Return the full listing exactly as it is written.

Given records:
** START **
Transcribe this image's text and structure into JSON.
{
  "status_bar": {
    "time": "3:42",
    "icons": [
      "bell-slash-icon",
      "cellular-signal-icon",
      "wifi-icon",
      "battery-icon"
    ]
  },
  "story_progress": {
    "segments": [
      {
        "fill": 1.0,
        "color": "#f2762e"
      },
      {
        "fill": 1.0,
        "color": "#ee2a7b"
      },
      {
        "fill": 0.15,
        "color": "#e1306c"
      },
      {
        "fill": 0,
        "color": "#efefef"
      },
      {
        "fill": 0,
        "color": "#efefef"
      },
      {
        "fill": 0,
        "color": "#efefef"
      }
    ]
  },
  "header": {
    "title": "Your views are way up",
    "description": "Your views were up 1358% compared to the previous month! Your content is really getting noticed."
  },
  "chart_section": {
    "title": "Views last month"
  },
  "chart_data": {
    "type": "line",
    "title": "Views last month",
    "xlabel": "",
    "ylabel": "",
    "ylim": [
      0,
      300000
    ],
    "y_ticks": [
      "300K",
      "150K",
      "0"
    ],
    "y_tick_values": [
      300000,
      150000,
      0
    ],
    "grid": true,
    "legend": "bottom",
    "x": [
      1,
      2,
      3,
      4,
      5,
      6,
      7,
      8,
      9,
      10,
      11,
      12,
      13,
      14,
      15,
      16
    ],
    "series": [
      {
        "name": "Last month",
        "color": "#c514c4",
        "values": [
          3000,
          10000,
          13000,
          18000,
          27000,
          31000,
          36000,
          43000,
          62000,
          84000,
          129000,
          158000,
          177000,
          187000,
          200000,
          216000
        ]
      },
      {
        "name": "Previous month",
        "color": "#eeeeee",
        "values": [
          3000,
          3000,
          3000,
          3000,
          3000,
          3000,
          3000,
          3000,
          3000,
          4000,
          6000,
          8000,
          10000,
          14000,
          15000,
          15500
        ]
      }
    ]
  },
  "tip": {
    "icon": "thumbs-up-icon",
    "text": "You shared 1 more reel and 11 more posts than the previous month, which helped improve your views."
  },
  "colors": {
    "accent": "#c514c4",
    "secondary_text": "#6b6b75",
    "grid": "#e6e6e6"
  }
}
** END **
Answer to this exercise:
Transcribe this image's text and structure into JSON.
{
  "status_bar": {
    "time": "3:42",
    "icons": [
      "bell-slash-icon",
      "cellular-signal-icon",
      "wifi-icon",
      "battery-icon"
    ]
  },
  "story_progress": {
    "segments": [
      {
        "fill": 1.0,
        "color": "#f2762e"
      },
      {
        "fill": 1.0,
        "color": "#ee2a7b"
      },
      {
        "fill": 0.15,
        "color": "#e1306c"
      },
      {
        "fill": 0,
        "color": "#efefef"
      },
      {
        "fill": 0,
        "color": "#efefef"
      },
      {
        "fill": 0,
        "color": "#efefef"
      }
    ]
  },
  "header": {
    "title": "Your views are way up",
    "description": "Your views were up 1358% compared to the previous month! Your content is really getting noticed."
  },
  "chart_section": {
    "title": "Views last month"
  },
  "chart_data": {
    "type": "line",
    "title": "Views last month",
    "xlabel": "",
    "ylabel": "",
    "ylim": [
      0,
      300000
    ],
    "y_ticks": [
      "300K",
      "150K",
      "0"
    ],
    "y_tick_values": [
      300000,
      150000,
      0
    ],
    "grid": true,
    "legend": "bottom",
    "x": [
      1,
      2,
      3,
      4,
      5,
      6,
      7,
      8,
      9,
      10,
      11,
      12,
      13,
      14,
      15,
      16
    ],
    "series": [
      {
        "name": "Last month",
        "color": "#c514c4",
        "values": [
          3000,
          10000,
          13000,
          18000,
          27000,
          31000,
          36000,
          43000,
          62000,
          84000,
          129000,
          158000,
          177000,
          187000,
          200000,
          216000
        ]
      },
      {
        "name": "Previous month",
        "color": "#eeeeee",
        "values": [
          3000,
          3000,
          3000,
          3000,
          3000,
          3000,
          3000,
          3000,
          3000,
          4000,
          6000,
          8000,
          10000,
          14000,
          15000,
          15500
        ]
      }
    ]
  },
  "tip": {
    "icon": "thumbs-up-icon",
    "text": "You shared 1 more reel and 11 more posts than the previous month, which helped improve your views."
  },
  "colors": {
    "accent": "#c514c4",
    "secondary_text": "#6b6b75",
    "grid": "#e6e6e6"
  }
}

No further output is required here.